**Source material**
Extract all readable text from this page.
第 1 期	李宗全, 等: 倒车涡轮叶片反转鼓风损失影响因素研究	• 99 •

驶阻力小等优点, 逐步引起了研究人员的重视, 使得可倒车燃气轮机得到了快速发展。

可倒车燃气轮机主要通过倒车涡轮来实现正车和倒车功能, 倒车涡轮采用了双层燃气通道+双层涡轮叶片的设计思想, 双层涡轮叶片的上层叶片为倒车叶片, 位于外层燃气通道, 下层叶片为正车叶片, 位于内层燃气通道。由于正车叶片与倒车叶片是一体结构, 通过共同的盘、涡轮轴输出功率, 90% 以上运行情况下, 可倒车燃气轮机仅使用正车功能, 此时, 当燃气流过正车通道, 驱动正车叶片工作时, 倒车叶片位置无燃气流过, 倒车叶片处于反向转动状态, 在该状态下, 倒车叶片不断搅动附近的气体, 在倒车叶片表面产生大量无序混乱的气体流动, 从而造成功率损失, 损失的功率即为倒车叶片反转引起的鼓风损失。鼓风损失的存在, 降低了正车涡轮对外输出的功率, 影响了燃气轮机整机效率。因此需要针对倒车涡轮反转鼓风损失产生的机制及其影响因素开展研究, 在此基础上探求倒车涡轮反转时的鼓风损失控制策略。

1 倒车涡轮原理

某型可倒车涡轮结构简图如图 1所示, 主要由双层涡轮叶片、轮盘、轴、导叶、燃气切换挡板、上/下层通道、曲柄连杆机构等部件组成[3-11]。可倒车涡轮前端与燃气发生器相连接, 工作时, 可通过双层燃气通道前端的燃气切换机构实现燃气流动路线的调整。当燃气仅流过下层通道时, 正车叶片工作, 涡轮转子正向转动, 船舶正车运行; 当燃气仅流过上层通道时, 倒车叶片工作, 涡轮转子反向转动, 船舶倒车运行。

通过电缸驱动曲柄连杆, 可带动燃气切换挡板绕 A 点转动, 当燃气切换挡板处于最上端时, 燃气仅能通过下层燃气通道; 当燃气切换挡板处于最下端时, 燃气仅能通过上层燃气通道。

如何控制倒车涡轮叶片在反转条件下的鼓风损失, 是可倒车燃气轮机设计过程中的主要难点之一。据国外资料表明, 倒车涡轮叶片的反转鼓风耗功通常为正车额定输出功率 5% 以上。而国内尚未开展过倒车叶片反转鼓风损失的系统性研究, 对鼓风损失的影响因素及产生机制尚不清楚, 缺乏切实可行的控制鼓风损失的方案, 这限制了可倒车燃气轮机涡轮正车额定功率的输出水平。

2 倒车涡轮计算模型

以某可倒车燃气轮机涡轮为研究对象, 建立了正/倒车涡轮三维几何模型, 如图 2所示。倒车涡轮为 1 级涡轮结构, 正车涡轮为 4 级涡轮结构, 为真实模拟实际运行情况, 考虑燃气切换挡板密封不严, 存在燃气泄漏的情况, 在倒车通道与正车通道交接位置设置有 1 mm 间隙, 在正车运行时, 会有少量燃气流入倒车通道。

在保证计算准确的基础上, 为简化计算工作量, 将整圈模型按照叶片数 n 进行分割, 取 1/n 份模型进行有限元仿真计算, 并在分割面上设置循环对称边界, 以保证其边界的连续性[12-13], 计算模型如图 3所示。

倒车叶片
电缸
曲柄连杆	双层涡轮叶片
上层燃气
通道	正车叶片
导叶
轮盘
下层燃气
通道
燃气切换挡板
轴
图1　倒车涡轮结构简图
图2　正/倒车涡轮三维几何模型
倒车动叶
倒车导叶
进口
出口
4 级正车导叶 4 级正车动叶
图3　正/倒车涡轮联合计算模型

**Set problem**
List every line from the entries above in which "倒车涡轮三维几何模型" appears.

**Finished answer**
以某可倒车燃气轮机涡轮为研究对象, 建立了正/倒车涡轮三维几何模型, 如图 2所示。倒车涡轮为 1 级涡轮结构, 正车涡轮为 4 级涡轮结构, 为真实模拟实际运行情况, 考虑燃气切换挡板密封不严, 存在燃气泄漏的情况, 在倒车通道与正车通道交接位置设置有 1 mm 间隙, 在正车运行时, 会有少量燃气流入倒车通道。
图2　正/倒车涡轮三维几何模型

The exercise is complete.